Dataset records
....................
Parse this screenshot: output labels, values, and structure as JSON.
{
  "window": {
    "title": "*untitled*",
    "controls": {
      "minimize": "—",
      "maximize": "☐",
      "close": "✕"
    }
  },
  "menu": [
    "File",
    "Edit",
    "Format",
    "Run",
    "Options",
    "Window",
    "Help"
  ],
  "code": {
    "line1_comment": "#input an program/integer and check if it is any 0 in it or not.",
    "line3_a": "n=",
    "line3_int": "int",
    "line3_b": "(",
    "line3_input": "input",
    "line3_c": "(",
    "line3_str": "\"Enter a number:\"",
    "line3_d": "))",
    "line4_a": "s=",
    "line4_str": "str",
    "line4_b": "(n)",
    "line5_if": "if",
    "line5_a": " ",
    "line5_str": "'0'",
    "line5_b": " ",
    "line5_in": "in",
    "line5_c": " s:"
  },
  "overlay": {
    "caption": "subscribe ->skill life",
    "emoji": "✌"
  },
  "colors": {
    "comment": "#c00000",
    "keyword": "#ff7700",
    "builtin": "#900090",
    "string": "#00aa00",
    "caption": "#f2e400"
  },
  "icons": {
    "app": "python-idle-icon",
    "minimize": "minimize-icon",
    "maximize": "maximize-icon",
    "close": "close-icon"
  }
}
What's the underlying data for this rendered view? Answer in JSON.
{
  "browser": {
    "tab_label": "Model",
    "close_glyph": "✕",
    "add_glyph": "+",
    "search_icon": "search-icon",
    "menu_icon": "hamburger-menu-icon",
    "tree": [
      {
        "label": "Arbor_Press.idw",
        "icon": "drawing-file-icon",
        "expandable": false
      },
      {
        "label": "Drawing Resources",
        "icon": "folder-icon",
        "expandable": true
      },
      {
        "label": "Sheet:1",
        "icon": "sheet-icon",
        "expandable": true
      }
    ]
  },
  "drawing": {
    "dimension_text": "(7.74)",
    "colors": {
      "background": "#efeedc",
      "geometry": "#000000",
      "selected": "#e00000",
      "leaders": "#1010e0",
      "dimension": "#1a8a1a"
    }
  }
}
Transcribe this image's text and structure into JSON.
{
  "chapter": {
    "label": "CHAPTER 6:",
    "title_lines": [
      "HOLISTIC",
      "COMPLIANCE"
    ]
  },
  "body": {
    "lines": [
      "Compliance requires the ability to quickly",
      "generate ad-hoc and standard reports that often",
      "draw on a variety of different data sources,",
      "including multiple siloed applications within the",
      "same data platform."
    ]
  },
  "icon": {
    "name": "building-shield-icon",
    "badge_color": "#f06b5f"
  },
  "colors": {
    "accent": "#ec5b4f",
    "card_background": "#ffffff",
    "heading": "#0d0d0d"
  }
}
....................
WRITTEN TASK: Look through the material above and work out how many of its lines contain "JSON". State the number only.

COMPLETED TASK: 3